§ Stored dataset items
################

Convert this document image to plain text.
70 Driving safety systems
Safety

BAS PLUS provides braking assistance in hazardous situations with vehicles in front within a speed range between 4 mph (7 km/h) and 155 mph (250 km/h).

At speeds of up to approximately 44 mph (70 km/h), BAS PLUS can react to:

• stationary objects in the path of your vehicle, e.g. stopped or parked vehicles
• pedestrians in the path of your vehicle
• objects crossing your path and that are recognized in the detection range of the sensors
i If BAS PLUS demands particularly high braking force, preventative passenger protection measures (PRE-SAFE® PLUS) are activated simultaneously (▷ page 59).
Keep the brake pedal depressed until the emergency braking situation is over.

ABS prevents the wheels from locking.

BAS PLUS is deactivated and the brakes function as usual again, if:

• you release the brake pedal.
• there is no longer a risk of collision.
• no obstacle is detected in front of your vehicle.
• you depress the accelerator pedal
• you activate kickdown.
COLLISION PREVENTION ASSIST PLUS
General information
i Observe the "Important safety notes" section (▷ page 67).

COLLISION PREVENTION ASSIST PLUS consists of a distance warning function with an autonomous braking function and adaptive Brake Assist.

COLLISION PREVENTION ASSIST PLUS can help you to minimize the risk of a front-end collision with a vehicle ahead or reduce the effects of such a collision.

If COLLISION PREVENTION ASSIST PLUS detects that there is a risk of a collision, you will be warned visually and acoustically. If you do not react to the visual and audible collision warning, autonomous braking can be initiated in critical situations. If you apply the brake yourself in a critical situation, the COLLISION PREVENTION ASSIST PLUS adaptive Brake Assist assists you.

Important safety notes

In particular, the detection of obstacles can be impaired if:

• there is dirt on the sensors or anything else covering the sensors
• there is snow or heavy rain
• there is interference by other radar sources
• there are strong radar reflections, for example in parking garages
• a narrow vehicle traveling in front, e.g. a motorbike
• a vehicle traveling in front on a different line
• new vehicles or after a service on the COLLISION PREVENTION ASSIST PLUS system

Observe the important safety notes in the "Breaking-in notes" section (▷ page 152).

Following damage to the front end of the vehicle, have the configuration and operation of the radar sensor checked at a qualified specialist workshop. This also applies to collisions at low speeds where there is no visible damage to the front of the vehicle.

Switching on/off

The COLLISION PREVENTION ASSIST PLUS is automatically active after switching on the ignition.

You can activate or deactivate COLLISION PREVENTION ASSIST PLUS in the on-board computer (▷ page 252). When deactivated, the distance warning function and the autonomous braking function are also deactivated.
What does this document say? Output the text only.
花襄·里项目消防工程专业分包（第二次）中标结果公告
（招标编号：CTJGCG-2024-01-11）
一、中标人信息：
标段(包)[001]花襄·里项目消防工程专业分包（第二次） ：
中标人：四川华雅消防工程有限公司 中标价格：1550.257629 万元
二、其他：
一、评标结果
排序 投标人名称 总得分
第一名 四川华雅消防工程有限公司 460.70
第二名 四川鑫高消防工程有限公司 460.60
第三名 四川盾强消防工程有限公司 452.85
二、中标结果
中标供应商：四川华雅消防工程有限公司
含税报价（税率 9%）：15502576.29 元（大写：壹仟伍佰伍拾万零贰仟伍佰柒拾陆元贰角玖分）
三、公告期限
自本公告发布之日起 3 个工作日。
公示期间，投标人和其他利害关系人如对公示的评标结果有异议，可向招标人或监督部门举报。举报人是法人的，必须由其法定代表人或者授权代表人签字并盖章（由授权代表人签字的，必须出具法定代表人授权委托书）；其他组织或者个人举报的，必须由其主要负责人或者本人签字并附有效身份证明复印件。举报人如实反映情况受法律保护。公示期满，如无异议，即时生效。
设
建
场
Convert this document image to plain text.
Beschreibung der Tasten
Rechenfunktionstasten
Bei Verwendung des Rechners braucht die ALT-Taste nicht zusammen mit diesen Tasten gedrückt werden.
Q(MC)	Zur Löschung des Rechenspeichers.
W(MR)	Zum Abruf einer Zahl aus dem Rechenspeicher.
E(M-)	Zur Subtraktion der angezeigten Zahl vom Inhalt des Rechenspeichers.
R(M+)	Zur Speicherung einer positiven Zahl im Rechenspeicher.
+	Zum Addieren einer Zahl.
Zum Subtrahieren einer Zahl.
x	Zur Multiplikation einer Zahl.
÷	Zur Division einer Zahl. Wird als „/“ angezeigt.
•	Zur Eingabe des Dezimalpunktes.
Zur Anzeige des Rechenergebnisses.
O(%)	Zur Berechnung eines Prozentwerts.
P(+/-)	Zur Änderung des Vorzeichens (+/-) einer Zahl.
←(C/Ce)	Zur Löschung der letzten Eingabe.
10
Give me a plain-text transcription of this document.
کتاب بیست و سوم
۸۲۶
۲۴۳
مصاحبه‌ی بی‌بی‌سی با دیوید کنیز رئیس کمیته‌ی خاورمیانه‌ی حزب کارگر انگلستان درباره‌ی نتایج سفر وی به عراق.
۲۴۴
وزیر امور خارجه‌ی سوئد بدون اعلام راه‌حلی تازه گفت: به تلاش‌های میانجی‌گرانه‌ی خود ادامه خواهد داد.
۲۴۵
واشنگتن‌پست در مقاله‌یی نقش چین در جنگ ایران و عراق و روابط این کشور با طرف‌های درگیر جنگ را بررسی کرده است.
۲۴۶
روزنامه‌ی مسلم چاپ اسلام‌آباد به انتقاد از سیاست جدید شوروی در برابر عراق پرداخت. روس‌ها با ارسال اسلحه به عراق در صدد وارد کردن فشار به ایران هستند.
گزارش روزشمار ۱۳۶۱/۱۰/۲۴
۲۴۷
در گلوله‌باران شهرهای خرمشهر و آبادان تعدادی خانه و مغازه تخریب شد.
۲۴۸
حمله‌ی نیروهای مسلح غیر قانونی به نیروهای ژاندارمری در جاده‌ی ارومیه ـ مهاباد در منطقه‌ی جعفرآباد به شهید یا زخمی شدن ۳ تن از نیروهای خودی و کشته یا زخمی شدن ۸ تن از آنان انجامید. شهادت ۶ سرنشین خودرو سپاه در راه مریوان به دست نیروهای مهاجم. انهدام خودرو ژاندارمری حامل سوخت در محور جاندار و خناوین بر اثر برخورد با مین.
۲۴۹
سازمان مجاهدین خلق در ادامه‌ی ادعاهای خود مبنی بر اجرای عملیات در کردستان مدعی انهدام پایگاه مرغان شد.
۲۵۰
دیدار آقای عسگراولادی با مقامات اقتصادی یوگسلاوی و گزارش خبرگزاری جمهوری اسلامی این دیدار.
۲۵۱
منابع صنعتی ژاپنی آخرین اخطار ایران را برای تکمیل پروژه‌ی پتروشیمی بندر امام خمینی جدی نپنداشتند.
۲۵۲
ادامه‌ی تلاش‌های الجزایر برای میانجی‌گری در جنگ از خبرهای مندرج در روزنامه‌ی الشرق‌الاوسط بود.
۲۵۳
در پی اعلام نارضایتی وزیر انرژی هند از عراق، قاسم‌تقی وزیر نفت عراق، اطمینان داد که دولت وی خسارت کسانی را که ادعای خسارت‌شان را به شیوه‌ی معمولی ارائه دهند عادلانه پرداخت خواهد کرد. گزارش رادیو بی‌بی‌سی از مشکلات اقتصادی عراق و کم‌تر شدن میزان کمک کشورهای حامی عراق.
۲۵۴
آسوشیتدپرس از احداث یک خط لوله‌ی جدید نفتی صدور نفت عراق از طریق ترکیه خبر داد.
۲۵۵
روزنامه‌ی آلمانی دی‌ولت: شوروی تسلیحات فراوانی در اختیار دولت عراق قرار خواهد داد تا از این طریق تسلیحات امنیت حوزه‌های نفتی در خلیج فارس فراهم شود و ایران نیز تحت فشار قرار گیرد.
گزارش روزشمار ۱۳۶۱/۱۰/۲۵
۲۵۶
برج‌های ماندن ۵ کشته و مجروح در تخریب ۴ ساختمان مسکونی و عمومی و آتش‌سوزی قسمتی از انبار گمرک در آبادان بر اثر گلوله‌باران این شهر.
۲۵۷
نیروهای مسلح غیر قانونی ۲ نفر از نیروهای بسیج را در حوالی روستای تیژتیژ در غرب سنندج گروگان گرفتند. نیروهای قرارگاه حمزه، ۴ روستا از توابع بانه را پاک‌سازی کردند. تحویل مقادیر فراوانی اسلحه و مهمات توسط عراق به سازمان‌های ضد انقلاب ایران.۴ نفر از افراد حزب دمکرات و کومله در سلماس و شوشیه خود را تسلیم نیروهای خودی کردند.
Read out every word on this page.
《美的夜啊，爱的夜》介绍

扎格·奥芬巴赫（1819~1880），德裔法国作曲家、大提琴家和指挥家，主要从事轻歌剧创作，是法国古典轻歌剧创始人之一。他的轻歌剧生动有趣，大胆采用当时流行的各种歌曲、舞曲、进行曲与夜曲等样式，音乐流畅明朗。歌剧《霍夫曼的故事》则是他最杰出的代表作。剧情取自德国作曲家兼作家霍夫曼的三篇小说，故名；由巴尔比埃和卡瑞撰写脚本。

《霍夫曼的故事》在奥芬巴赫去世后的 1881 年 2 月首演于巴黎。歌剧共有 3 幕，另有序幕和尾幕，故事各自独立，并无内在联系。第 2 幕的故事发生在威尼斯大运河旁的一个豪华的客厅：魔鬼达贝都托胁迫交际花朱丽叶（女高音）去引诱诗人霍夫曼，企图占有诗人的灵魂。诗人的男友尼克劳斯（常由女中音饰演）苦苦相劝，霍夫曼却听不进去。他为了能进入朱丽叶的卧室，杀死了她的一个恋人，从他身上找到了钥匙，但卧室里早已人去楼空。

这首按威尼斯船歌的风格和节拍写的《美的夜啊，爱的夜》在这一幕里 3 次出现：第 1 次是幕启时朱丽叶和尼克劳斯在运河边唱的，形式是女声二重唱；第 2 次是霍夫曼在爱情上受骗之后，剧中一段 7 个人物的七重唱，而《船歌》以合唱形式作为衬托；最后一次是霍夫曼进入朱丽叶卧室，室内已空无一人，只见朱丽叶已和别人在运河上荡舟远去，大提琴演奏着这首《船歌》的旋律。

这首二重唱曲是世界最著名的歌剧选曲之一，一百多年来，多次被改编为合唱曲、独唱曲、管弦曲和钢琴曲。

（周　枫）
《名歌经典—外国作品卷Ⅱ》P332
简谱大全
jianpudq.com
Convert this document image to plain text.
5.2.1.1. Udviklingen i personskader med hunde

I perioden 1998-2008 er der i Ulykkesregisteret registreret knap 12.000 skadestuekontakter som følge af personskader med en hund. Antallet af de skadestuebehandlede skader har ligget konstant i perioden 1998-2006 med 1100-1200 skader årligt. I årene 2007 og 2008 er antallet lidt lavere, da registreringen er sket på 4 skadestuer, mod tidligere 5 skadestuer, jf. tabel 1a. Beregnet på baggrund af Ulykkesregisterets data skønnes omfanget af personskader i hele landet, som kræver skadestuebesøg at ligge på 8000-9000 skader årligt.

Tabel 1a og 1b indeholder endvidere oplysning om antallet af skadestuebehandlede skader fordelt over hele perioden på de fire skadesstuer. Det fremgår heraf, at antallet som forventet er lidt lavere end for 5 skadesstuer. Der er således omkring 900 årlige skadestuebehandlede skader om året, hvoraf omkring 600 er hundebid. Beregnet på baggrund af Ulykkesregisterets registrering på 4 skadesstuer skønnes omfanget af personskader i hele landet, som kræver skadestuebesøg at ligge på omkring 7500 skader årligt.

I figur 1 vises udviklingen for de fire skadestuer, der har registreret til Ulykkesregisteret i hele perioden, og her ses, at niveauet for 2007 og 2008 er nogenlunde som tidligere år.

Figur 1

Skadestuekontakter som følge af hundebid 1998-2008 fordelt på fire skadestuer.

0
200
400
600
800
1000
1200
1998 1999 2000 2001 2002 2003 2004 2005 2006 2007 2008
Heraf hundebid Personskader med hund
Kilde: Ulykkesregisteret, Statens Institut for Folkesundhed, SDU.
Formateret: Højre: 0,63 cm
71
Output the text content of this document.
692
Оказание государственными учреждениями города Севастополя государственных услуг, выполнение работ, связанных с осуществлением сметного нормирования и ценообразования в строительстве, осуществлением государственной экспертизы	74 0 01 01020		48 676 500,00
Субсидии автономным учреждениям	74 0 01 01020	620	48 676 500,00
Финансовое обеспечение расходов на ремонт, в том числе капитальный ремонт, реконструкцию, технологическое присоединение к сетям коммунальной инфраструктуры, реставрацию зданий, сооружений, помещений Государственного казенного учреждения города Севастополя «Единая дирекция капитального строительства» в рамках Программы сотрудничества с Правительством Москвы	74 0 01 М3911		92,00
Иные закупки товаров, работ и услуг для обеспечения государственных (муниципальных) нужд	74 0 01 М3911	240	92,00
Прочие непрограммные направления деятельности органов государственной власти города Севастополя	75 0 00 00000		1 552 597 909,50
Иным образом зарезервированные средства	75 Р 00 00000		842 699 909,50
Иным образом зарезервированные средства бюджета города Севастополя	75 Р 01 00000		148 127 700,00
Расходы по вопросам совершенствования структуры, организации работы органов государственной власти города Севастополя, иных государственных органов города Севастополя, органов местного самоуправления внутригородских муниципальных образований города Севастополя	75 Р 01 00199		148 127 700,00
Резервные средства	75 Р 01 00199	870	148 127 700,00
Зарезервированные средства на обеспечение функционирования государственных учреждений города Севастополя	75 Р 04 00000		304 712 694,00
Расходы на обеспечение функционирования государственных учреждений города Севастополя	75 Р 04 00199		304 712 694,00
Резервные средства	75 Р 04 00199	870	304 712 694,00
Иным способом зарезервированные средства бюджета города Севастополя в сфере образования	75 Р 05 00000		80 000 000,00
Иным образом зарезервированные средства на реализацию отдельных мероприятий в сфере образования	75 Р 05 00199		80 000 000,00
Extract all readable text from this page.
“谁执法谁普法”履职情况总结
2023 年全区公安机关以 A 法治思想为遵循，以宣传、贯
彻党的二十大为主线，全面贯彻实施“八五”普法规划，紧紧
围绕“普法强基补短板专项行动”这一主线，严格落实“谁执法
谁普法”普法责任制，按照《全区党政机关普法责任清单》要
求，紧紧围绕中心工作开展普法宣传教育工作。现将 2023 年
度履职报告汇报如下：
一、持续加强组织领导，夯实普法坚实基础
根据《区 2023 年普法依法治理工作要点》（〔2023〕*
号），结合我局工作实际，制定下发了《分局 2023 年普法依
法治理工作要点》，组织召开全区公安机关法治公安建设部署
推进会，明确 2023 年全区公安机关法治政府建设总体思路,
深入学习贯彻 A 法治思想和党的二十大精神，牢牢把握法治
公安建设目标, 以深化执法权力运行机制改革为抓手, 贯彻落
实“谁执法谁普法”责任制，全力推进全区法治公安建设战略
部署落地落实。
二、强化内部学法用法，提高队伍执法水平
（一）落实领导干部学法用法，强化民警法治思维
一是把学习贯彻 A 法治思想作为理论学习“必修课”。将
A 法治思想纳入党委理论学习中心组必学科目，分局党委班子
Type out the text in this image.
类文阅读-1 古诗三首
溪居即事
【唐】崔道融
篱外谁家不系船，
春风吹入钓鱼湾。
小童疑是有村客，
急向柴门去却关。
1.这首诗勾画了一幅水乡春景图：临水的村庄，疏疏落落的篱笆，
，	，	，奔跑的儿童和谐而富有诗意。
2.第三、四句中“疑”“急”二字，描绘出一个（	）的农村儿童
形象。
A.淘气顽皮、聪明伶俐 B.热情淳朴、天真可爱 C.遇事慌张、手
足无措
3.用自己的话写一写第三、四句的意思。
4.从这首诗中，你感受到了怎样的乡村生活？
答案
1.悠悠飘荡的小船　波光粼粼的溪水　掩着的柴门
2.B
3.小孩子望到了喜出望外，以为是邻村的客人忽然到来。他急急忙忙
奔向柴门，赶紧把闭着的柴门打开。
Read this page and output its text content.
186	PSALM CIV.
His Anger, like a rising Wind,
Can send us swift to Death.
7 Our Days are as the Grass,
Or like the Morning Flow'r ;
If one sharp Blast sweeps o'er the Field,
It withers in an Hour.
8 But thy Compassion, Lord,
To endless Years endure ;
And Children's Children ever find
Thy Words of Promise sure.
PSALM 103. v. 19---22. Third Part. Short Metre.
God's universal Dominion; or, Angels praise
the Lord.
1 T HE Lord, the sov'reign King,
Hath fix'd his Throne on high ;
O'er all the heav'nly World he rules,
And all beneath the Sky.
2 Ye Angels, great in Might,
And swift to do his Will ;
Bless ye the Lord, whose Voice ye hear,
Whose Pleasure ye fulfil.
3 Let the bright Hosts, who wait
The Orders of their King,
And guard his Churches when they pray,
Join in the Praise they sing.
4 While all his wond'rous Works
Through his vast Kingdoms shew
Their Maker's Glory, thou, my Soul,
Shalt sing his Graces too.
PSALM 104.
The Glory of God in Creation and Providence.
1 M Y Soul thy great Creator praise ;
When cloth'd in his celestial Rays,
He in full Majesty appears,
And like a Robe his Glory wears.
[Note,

################

§ WRITTEN EXERCISE
Take every line from the records above that has the word "خواهد" and copy it.

§ ANSWER TO THE PROBLEM
وزیر امور خارجه‌ی سوئد بدون اعلام راه‌حلی تازه گفت: به تلاش‌های میانجی‌گرانه‌ی خود ادامه خواهد داد.
در پی اعلام نارضایتی وزیر انرژی هند از عراق، قاسم‌تقی وزیر نفت عراق، اطمینان داد که دولت وی خسارت کسانی را که ادعای خسارت‌شان را به شیوه‌ی معمولی ارائه دهند عادلانه پرداخت خواهد کرد. گزارش رادیو بی‌بی‌سی از مشکلات اقتصادی عراق و کم‌تر شدن میزان کمک کشورهای حامی عراق.
روزنامه‌ی آلمانی دی‌ولت: شوروی تسلیحات فراوانی در اختیار دولت عراق قرار خواهد داد تا از این طریق تسلیحات امنیت حوزه‌های نفتی در خلیج فارس فراهم شود و ایران نیز تحت فشار قرار گیرد.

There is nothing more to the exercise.